Begin MATERIAL

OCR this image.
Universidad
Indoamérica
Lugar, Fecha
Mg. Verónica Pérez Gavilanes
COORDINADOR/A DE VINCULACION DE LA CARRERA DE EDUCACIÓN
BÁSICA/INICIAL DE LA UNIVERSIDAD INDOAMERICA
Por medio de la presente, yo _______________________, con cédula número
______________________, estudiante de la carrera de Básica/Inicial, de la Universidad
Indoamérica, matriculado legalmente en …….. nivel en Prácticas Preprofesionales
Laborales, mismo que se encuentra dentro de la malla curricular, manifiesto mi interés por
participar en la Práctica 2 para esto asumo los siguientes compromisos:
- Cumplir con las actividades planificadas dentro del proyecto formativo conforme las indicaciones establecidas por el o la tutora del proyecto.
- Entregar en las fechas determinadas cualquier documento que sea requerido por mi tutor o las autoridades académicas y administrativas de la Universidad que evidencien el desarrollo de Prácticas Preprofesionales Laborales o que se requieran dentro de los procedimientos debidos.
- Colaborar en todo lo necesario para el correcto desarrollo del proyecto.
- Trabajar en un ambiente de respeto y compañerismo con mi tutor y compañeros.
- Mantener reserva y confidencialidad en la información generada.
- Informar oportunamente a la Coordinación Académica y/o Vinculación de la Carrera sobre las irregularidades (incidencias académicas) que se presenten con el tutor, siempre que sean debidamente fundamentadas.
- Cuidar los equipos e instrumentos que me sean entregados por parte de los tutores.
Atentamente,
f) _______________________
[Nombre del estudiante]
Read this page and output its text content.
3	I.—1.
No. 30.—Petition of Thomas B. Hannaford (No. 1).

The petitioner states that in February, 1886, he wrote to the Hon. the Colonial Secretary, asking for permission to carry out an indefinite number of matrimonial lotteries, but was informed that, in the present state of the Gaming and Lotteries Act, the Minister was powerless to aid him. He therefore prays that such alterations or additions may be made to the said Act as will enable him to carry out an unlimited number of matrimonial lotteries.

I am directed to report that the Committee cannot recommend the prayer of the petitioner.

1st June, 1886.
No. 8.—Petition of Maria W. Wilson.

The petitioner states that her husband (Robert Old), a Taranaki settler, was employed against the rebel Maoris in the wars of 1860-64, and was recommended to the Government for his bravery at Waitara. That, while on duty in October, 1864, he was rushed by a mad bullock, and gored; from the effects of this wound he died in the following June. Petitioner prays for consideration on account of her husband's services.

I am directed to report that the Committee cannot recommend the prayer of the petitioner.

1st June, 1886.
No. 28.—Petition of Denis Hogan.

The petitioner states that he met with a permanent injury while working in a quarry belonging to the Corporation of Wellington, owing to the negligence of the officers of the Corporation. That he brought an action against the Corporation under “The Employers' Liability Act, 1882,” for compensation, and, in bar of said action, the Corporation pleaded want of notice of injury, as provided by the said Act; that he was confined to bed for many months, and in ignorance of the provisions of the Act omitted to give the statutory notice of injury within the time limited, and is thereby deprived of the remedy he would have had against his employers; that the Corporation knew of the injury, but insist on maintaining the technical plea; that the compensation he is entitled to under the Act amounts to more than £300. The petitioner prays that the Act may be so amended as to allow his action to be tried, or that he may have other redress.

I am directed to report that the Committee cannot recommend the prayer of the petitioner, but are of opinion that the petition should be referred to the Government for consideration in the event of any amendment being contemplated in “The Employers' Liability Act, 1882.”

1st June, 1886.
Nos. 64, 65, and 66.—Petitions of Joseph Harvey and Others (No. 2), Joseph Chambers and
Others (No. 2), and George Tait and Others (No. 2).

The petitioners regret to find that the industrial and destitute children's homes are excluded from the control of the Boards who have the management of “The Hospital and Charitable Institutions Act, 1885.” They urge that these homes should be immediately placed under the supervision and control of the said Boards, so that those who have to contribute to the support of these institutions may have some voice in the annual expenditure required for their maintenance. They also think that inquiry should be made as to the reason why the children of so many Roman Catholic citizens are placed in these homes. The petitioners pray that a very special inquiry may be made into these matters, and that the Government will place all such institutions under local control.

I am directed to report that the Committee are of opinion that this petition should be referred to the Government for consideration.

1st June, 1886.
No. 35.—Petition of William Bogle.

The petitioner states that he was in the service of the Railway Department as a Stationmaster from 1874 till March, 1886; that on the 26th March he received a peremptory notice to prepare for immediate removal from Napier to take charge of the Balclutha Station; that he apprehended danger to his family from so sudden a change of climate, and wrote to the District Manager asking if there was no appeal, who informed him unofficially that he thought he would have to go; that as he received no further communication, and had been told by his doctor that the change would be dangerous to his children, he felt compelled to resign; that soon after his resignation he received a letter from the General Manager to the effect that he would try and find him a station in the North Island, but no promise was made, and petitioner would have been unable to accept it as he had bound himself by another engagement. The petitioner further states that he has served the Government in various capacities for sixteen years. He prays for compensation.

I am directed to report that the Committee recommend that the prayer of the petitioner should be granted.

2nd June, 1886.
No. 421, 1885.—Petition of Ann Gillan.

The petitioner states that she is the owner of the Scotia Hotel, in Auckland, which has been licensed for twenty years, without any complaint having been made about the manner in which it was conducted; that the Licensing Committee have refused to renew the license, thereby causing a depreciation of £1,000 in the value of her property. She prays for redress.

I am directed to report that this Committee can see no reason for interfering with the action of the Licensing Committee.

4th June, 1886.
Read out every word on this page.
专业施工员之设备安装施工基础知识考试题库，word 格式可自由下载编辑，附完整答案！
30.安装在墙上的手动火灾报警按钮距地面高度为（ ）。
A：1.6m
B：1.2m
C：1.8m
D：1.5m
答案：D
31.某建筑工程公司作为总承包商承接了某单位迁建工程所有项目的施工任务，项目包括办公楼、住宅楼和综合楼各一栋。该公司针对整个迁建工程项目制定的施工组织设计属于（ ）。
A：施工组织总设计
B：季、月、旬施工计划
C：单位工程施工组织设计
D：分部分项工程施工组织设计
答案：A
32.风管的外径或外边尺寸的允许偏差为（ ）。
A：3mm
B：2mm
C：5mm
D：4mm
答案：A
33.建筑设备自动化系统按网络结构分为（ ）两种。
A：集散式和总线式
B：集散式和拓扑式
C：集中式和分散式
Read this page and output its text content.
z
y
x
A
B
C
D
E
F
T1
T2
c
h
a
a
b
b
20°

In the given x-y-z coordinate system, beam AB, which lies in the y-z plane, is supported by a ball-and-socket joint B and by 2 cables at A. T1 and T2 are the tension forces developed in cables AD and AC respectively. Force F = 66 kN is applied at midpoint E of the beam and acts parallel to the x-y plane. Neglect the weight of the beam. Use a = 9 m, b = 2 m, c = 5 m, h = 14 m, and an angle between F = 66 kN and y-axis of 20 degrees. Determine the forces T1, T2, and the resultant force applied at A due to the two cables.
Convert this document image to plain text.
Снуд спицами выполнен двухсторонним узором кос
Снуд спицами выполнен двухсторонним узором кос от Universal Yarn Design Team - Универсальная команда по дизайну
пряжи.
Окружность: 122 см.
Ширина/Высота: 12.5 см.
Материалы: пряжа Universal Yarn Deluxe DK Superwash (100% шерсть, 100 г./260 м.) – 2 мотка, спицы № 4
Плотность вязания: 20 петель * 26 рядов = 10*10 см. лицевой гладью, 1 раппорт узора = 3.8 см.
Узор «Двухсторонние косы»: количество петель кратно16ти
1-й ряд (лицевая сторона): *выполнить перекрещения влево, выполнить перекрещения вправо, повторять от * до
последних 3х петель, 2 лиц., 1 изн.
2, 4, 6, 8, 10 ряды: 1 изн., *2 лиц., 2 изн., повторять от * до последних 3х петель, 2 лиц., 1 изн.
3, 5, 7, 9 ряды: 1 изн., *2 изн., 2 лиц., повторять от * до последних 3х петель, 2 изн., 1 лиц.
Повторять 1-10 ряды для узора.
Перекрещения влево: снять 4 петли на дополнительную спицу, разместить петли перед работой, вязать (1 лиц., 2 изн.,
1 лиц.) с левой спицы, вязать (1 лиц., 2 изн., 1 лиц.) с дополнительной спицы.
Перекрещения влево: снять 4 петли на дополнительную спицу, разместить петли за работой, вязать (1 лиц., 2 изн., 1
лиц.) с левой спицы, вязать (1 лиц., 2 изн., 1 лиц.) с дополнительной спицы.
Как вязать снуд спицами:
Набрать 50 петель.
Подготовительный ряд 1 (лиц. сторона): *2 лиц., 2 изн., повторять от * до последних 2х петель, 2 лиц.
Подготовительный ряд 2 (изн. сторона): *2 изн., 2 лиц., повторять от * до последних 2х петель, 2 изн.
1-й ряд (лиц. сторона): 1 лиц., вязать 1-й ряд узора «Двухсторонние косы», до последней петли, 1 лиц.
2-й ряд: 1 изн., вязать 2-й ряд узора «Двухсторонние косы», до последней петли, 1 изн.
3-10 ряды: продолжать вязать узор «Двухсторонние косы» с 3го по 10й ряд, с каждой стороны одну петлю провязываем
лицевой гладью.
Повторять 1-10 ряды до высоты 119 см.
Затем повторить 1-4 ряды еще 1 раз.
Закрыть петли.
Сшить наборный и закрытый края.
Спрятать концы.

End MATERIAL

WORK INSTRUCTIONS =
Pick out the lines that contain "левой" and copy them.

RESPONSE FOR THIS EXERCISE =
1 лиц.) с левой спицы, вязать (1 лиц., 2 изн., 1 лиц.) с дополнительной спицы.
лиц.) с левой спицы, вязать (1 лиц., 2 изн., 1 лиц.) с дополнительной спицы.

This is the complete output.